Collected data:
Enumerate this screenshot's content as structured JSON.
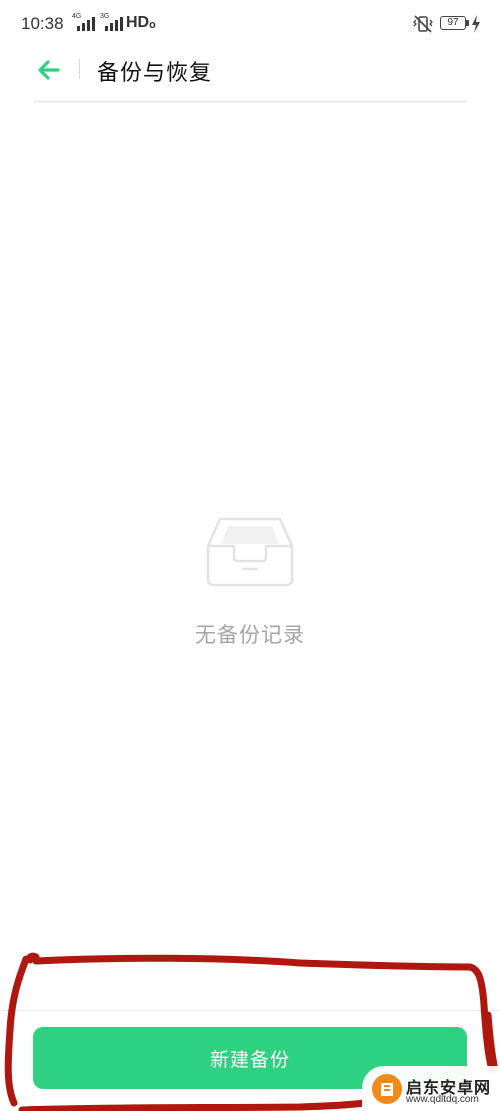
{
  "status_bar": {
    "time": "10:38",
    "signal_1_tag": "4G",
    "signal_2_tag": "3G",
    "network_label": "HDₒ",
    "battery_level": "97",
    "icons": [
      "signal-icon",
      "signal-icon",
      "vibrate-icon",
      "battery-icon",
      "charging-bolt-icon"
    ]
  },
  "header": {
    "back_icon": "back-arrow-icon",
    "title": "备份与恢复"
  },
  "empty_state": {
    "icon": "empty-inbox-icon",
    "message": "无备份记录"
  },
  "footer": {
    "new_backup_label": "新建备份"
  },
  "watermark": {
    "name": "启东安卓网",
    "url": "www.qdltdq.com"
  },
  "colors": {
    "accent": "#2ed17f",
    "annotation": "#b0180f",
    "empty_text": "#a6a6a6"
  }
}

> WHAT YOU ARE ASKED TO DO
Give the data again exactly as written, with all pictures left out.

> EXPECTED OUTPUT
Enumerate this screenshot's content as structured JSON.
{
  "status_bar": {
    "time": "10:38",
    "signal_1_tag": "4G",
    "signal_2_tag": "3G",
    "network_label": "HDₒ",
    "battery_level": "97",
    "icons": [
      "signal-icon",
      "signal-icon",
      "vibrate-icon",
      "battery-icon",
      "charging-bolt-icon"
    ]
  },
  "header": {
    "back_icon": "back-arrow-icon",
    "title": "备份与恢复"
  },
  "empty_state": {
    "icon": "empty-inbox-icon",
    "message": "无备份记录"
  },
  "footer": {
    "new_backup_label": "新建备份"
  },
  "watermark": {
    "name": "启东安卓网",
    "url": "www.qdltdq.com"
  },
  "colors": {
    "accent": "#2ed17f",
    "annotation": "#b0180f",
    "empty_text": "#a6a6a6"
  }
}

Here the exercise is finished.